Your task is to give the data again, exactly, with every line intact.

------------------------------------------------------------

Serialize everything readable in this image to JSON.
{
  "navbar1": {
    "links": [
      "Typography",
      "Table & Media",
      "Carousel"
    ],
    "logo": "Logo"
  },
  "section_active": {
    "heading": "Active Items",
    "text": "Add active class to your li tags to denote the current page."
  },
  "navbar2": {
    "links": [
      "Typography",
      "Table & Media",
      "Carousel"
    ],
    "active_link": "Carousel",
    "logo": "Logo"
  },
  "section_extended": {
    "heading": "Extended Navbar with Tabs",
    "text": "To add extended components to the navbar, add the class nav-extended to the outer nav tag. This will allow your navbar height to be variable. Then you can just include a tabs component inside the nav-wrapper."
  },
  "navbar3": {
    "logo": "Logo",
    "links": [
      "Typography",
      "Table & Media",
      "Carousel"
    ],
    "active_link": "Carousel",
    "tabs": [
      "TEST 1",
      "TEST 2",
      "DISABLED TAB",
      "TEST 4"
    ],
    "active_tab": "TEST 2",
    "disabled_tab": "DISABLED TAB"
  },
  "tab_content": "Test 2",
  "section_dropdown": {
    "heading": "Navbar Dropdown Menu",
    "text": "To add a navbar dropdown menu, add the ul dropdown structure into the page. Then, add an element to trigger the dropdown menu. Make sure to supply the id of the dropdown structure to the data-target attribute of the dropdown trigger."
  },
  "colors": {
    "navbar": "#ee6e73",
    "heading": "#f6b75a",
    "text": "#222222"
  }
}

------------------------------------------------------------

_Task solution_
Serialize everything readable in this image to JSON.
{
  "navbar1": {
    "links": [
      "Typography",
      "Table & Media",
      "Carousel"
    ],
    "logo": "Logo"
  },
  "section_active": {
    "heading": "Active Items",
    "text": "Add active class to your li tags to denote the current page."
  },
  "navbar2": {
    "links": [
      "Typography",
      "Table & Media",
      "Carousel"
    ],
    "active_link": "Carousel",
    "logo": "Logo"
  },
  "section_extended": {
    "heading": "Extended Navbar with Tabs",
    "text": "To add extended components to the navbar, add the class nav-extended to the outer nav tag. This will allow your navbar height to be variable. Then you can just include a tabs component inside the nav-wrapper."
  },
  "navbar3": {
    "logo": "Logo",
    "links": [
      "Typography",
      "Table & Media",
      "Carousel"
    ],
    "active_link": "Carousel",
    "tabs": [
      "TEST 1",
      "TEST 2",
      "DISABLED TAB",
      "TEST 4"
    ],
    "active_tab": "TEST 2",
    "disabled_tab": "DISABLED TAB"
  },
  "tab_content": "Test 2",
  "section_dropdown": {
    "heading": "Navbar Dropdown Menu",
    "text": "To add a navbar dropdown menu, add the ul dropdown structure into the page. Then, add an element to trigger the dropdown menu. Make sure to supply the id of the dropdown structure to the data-target attribute of the dropdown trigger."
  },
  "colors": {
    "navbar": "#ee6e73",
    "heading": "#f6b75a",
    "text": "#222222"
  }
}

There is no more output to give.